> [Your task]: All of the records below need to be copied exactly.
** BEGIN Recorded information **
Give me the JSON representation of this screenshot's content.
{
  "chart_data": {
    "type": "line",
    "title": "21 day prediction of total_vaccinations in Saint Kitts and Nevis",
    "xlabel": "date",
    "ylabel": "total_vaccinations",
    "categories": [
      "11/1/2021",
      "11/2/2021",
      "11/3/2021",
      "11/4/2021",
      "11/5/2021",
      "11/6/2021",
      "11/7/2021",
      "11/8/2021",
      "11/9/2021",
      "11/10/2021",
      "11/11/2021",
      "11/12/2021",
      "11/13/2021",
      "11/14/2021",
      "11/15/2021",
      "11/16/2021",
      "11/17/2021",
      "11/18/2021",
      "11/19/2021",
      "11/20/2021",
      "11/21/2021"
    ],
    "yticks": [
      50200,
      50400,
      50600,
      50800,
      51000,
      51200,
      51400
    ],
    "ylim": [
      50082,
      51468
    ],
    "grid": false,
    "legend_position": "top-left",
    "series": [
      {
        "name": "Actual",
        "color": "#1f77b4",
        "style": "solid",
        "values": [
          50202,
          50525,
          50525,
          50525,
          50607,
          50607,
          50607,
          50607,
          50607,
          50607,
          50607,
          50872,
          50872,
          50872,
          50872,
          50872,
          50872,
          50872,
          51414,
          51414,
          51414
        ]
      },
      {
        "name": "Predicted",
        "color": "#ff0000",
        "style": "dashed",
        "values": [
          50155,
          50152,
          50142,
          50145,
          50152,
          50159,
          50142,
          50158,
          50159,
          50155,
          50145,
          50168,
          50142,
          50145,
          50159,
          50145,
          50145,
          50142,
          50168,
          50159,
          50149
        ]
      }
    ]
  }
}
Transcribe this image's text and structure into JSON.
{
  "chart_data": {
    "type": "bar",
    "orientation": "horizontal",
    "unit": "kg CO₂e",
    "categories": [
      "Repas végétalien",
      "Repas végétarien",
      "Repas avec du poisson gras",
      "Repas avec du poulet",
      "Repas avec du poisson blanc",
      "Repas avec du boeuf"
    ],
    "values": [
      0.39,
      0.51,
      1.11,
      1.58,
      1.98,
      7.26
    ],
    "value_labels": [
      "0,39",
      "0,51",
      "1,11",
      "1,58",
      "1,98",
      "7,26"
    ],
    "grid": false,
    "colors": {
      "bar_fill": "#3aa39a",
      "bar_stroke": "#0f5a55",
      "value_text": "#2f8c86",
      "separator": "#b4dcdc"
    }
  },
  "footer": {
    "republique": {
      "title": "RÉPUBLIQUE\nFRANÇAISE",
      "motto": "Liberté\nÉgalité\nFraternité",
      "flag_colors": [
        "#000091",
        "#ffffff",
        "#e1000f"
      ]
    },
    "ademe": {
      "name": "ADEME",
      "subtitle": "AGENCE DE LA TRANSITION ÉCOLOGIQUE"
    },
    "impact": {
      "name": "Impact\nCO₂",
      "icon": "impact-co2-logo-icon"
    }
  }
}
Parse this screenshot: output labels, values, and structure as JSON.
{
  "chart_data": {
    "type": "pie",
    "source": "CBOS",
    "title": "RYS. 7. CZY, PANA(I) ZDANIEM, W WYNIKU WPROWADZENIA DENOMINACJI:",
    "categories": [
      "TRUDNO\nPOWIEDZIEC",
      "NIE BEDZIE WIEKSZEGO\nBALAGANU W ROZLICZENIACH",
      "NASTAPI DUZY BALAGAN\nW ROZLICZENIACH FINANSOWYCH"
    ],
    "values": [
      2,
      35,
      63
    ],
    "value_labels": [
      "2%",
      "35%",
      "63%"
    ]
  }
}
** END Recorded information **
> [The solution]:
Give me the JSON representation of this screenshot's content.
{
  "chart_data": {
    "type": "line",
    "title": "21 day prediction of total_vaccinations in Saint Kitts and Nevis",
    "xlabel": "date",
    "ylabel": "total_vaccinations",
    "categories": [
      "11/1/2021",
      "11/2/2021",
      "11/3/2021",
      "11/4/2021",
      "11/5/2021",
      "11/6/2021",
      "11/7/2021",
      "11/8/2021",
      "11/9/2021",
      "11/10/2021",
      "11/11/2021",
      "11/12/2021",
      "11/13/2021",
      "11/14/2021",
      "11/15/2021",
      "11/16/2021",
      "11/17/2021",
      "11/18/2021",
      "11/19/2021",
      "11/20/2021",
      "11/21/2021"
    ],
    "yticks": [
      50200,
      50400,
      50600,
      50800,
      51000,
      51200,
      51400
    ],
    "ylim": [
      50082,
      51468
    ],
    "grid": false,
    "legend_position": "top-left",
    "series": [
      {
        "name": "Actual",
        "color": "#1f77b4",
        "style": "solid",
        "values": [
          50202,
          50525,
          50525,
          50525,
          50607,
          50607,
          50607,
          50607,
          50607,
          50607,
          50607,
          50872,
          50872,
          50872,
          50872,
          50872,
          50872,
          50872,
          51414,
          51414,
          51414
        ]
      },
      {
        "name": "Predicted",
        "color": "#ff0000",
        "style": "dashed",
        "values": [
          50155,
          50152,
          50142,
          50145,
          50152,
          50159,
          50142,
          50158,
          50159,
          50155,
          50145,
          50168,
          50142,
          50145,
          50159,
          50145,
          50145,
          50142,
          50168,
          50159,
          50149
        ]
      }
    ]
  }
}
Transcribe this image's text and structure into JSON.
{
  "chart_data": {
    "type": "bar",
    "orientation": "horizontal",
    "unit": "kg CO₂e",
    "categories": [
      "Repas végétalien",
      "Repas végétarien",
      "Repas avec du poisson gras",
      "Repas avec du poulet",
      "Repas avec du poisson blanc",
      "Repas avec du boeuf"
    ],
    "values": [
      0.39,
      0.51,
      1.11,
      1.58,
      1.98,
      7.26
    ],
    "value_labels": [
      "0,39",
      "0,51",
      "1,11",
      "1,58",
      "1,98",
      "7,26"
    ],
    "grid": false,
    "colors": {
      "bar_fill": "#3aa39a",
      "bar_stroke": "#0f5a55",
      "value_text": "#2f8c86",
      "separator": "#b4dcdc"
    }
  },
  "footer": {
    "republique": {
      "title": "RÉPUBLIQUE\nFRANÇAISE",
      "motto": "Liberté\nÉgalité\nFraternité",
      "flag_colors": [
        "#000091",
        "#ffffff",
        "#e1000f"
      ]
    },
    "ademe": {
      "name": "ADEME",
      "subtitle": "AGENCE DE LA TRANSITION ÉCOLOGIQUE"
    },
    "impact": {
      "name": "Impact\nCO₂",
      "icon": "impact-co2-logo-icon"
    }
  }
}
Parse this screenshot: output labels, values, and structure as JSON.
{
  "chart_data": {
    "type": "pie",
    "source": "CBOS",
    "title": "RYS. 7. CZY, PANA(I) ZDANIEM, W WYNIKU WPROWADZENIA DENOMINACJI:",
    "categories": [
      "TRUDNO\nPOWIEDZIEC",
      "NIE BEDZIE WIEKSZEGO\nBALAGANU W ROZLICZENIACH",
      "NASTAPI DUZY BALAGAN\nW ROZLICZENIACH FINANSOWYCH"
    ],
    "values": [
      2,
      35,
      63
    ],
    "value_labels": [
      "2%",
      "35%",
      "63%"
    ]
  }
}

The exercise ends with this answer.